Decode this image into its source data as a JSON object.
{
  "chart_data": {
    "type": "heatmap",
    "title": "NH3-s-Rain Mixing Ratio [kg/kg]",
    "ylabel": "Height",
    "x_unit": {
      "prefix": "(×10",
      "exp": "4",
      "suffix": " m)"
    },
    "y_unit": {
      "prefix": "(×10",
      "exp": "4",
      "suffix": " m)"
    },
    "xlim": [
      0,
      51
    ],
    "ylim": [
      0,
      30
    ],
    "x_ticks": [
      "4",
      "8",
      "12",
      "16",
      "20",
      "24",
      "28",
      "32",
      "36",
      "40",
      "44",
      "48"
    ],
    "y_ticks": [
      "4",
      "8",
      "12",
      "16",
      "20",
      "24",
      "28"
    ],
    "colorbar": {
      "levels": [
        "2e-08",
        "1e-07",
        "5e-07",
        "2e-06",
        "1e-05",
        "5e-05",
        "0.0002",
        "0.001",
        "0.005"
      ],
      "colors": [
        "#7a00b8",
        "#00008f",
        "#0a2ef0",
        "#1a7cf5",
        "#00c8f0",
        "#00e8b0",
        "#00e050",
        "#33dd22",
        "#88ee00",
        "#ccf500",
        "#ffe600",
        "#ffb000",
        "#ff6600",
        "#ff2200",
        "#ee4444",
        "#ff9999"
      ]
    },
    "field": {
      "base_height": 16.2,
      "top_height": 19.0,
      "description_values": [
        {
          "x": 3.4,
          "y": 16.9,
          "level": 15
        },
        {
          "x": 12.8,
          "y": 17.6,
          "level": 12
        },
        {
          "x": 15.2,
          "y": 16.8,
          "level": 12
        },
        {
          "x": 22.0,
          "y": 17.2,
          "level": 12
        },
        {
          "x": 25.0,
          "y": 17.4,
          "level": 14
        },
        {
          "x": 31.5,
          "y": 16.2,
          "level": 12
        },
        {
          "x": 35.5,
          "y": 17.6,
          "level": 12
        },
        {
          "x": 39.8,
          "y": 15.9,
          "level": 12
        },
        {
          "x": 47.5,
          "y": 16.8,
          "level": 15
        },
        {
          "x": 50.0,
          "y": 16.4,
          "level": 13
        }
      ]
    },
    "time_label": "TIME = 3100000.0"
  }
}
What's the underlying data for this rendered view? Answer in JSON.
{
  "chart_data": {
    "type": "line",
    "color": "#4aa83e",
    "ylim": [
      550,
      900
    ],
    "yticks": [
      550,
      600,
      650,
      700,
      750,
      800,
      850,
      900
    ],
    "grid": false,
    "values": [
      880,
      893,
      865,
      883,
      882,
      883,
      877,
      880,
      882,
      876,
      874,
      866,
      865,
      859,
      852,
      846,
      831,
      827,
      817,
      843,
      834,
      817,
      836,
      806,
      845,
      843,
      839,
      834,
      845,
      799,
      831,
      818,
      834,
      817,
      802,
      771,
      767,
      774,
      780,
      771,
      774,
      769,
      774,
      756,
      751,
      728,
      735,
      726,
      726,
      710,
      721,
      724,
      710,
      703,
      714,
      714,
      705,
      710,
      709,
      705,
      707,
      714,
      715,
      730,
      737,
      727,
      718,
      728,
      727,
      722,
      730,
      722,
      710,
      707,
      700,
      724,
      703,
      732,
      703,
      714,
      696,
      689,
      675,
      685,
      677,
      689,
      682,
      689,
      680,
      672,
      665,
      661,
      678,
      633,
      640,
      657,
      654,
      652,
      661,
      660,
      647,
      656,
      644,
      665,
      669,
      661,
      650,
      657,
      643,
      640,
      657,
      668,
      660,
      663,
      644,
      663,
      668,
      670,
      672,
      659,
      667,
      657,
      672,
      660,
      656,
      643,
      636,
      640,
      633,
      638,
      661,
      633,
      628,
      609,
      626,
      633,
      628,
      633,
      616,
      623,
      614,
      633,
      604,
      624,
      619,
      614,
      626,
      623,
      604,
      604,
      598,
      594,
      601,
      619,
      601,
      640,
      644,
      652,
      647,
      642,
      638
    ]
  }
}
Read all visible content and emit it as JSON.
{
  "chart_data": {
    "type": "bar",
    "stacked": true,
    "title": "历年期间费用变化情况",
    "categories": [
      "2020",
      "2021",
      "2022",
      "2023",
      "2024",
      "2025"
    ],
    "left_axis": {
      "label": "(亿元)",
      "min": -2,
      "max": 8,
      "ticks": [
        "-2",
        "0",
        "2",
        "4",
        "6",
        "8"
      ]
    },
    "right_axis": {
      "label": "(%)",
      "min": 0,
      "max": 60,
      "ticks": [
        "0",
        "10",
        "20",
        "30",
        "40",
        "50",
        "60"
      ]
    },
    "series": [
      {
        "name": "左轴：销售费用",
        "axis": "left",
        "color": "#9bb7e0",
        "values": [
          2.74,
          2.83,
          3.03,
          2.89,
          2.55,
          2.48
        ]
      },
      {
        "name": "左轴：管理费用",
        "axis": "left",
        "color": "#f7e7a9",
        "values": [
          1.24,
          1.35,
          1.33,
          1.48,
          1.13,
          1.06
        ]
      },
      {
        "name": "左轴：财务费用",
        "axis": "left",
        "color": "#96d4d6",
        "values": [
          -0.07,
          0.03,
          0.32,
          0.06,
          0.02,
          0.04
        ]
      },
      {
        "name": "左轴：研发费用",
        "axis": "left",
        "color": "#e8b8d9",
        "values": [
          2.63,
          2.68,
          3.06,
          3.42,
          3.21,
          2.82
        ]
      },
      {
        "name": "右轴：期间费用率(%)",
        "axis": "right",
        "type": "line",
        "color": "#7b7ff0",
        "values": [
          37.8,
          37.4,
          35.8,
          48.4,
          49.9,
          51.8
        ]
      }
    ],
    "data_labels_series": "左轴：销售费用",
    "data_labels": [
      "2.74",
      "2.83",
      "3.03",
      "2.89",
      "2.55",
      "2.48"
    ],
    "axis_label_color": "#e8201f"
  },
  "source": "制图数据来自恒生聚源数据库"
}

§

Task details: Reproduce the listing above word for word.

Response for this exercise:
Decode this image into its source data as a JSON object.
{
  "chart_data": {
    "type": "heatmap",
    "title": "NH3-s-Rain Mixing Ratio [kg/kg]",
    "ylabel": "Height",
    "x_unit": {
      "prefix": "(×10",
      "exp": "4",
      "suffix": " m)"
    },
    "y_unit": {
      "prefix": "(×10",
      "exp": "4",
      "suffix": " m)"
    },
    "xlim": [
      0,
      51
    ],
    "ylim": [
      0,
      30
    ],
    "x_ticks": [
      "4",
      "8",
      "12",
      "16",
      "20",
      "24",
      "28",
      "32",
      "36",
      "40",
      "44",
      "48"
    ],
    "y_ticks": [
      "4",
      "8",
      "12",
      "16",
      "20",
      "24",
      "28"
    ],
    "colorbar": {
      "levels": [
        "2e-08",
        "1e-07",
        "5e-07",
        "2e-06",
        "1e-05",
        "5e-05",
        "0.0002",
        "0.001",
        "0.005"
      ],
      "colors": [
        "#7a00b8",
        "#00008f",
        "#0a2ef0",
        "#1a7cf5",
        "#00c8f0",
        "#00e8b0",
        "#00e050",
        "#33dd22",
        "#88ee00",
        "#ccf500",
        "#ffe600",
        "#ffb000",
        "#ff6600",
        "#ff2200",
        "#ee4444",
        "#ff9999"
      ]
    },
    "field": {
      "base_height": 16.2,
      "top_height": 19.0,
      "description_values": [
        {
          "x": 3.4,
          "y": 16.9,
          "level": 15
        },
        {
          "x": 12.8,
          "y": 17.6,
          "level": 12
        },
        {
          "x": 15.2,
          "y": 16.8,
          "level": 12
        },
        {
          "x": 22.0,
          "y": 17.2,
          "level": 12
        },
        {
          "x": 25.0,
          "y": 17.4,
          "level": 14
        },
        {
          "x": 31.5,
          "y": 16.2,
          "level": 12
        },
        {
          "x": 35.5,
          "y": 17.6,
          "level": 12
        },
        {
          "x": 39.8,
          "y": 15.9,
          "level": 12
        },
        {
          "x": 47.5,
          "y": 16.8,
          "level": 15
        },
        {
          "x": 50.0,
          "y": 16.4,
          "level": 13
        }
      ]
    },
    "time_label": "TIME = 3100000.0"
  }
}
What's the underlying data for this rendered view? Answer in JSON.
{
  "chart_data": {
    "type": "line",
    "color": "#4aa83e",
    "ylim": [
      550,
      900
    ],
    "yticks": [
      550,
      600,
      650,
      700,
      750,
      800,
      850,
      900
    ],
    "grid": false,
    "values": [
      880,
      893,
      865,
      883,
      882,
      883,
      877,
      880,
      882,
      876,
      874,
      866,
      865,
      859,
      852,
      846,
      831,
      827,
      817,
      843,
      834,
      817,
      836,
      806,
      845,
      843,
      839,
      834,
      845,
      799,
      831,
      818,
      834,
      817,
      802,
      771,
      767,
      774,
      780,
      771,
      774,
      769,
      774,
      756,
      751,
      728,
      735,
      726,
      726,
      710,
      721,
      724,
      710,
      703,
      714,
      714,
      705,
      710,
      709,
      705,
      707,
      714,
      715,
      730,
      737,
      727,
      718,
      728,
      727,
      722,
      730,
      722,
      710,
      707,
      700,
      724,
      703,
      732,
      703,
      714,
      696,
      689,
      675,
      685,
      677,
      689,
      682,
      689,
      680,
      672,
      665,
      661,
      678,
      633,
      640,
      657,
      654,
      652,
      661,
      660,
      647,
      656,
      644,
      665,
      669,
      661,
      650,
      657,
      643,
      640,
      657,
      668,
      660,
      663,
      644,
      663,
      668,
      670,
      672,
      659,
      667,
      657,
      672,
      660,
      656,
      643,
      636,
      640,
      633,
      638,
      661,
      633,
      628,
      609,
      626,
      633,
      628,
      633,
      616,
      623,
      614,
      633,
      604,
      624,
      619,
      614,
      626,
      623,
      604,
      604,
      598,
      594,
      601,
      619,
      601,
      640,
      644,
      652,
      647,
      642,
      638
    ]
  }
}
Read all visible content and emit it as JSON.
{
  "chart_data": {
    "type": "bar",
    "stacked": true,
    "title": "历年期间费用变化情况",
    "categories": [
      "2020",
      "2021",
      "2022",
      "2023",
      "2024",
      "2025"
    ],
    "left_axis": {
      "label": "(亿元)",
      "min": -2,
      "max": 8,
      "ticks": [
        "-2",
        "0",
        "2",
        "4",
        "6",
        "8"
      ]
    },
    "right_axis": {
      "label": "(%)",
      "min": 0,
      "max": 60,
      "ticks": [
        "0",
        "10",
        "20",
        "30",
        "40",
        "50",
        "60"
      ]
    },
    "series": [
      {
        "name": "左轴：销售费用",
        "axis": "left",
        "color": "#9bb7e0",
        "values": [
          2.74,
          2.83,
          3.03,
          2.89,
          2.55,
          2.48
        ]
      },
      {
        "name": "左轴：管理费用",
        "axis": "left",
        "color": "#f7e7a9",
        "values": [
          1.24,
          1.35,
          1.33,
          1.48,
          1.13,
          1.06
        ]
      },
      {
        "name": "左轴：财务费用",
        "axis": "left",
        "color": "#96d4d6",
        "values": [
          -0.07,
          0.03,
          0.32,
          0.06,
          0.02,
          0.04
        ]
      },
      {
        "name": "左轴：研发费用",
        "axis": "left",
        "color": "#e8b8d9",
        "values": [
          2.63,
          2.68,
          3.06,
          3.42,
          3.21,
          2.82
        ]
      },
      {
        "name": "右轴：期间费用率(%)",
        "axis": "right",
        "type": "line",
        "color": "#7b7ff0",
        "values": [
          37.8,
          37.4,
          35.8,
          48.4,
          49.9,
          51.8
        ]
      }
    ],
    "data_labels_series": "左轴：销售费用",
    "data_labels": [
      "2.74",
      "2.83",
      "3.03",
      "2.89",
      "2.55",
      "2.48"
    ],
    "axis_label_color": "#e8201f"
  },
  "source": "制图数据来自恒生聚源数据库"
}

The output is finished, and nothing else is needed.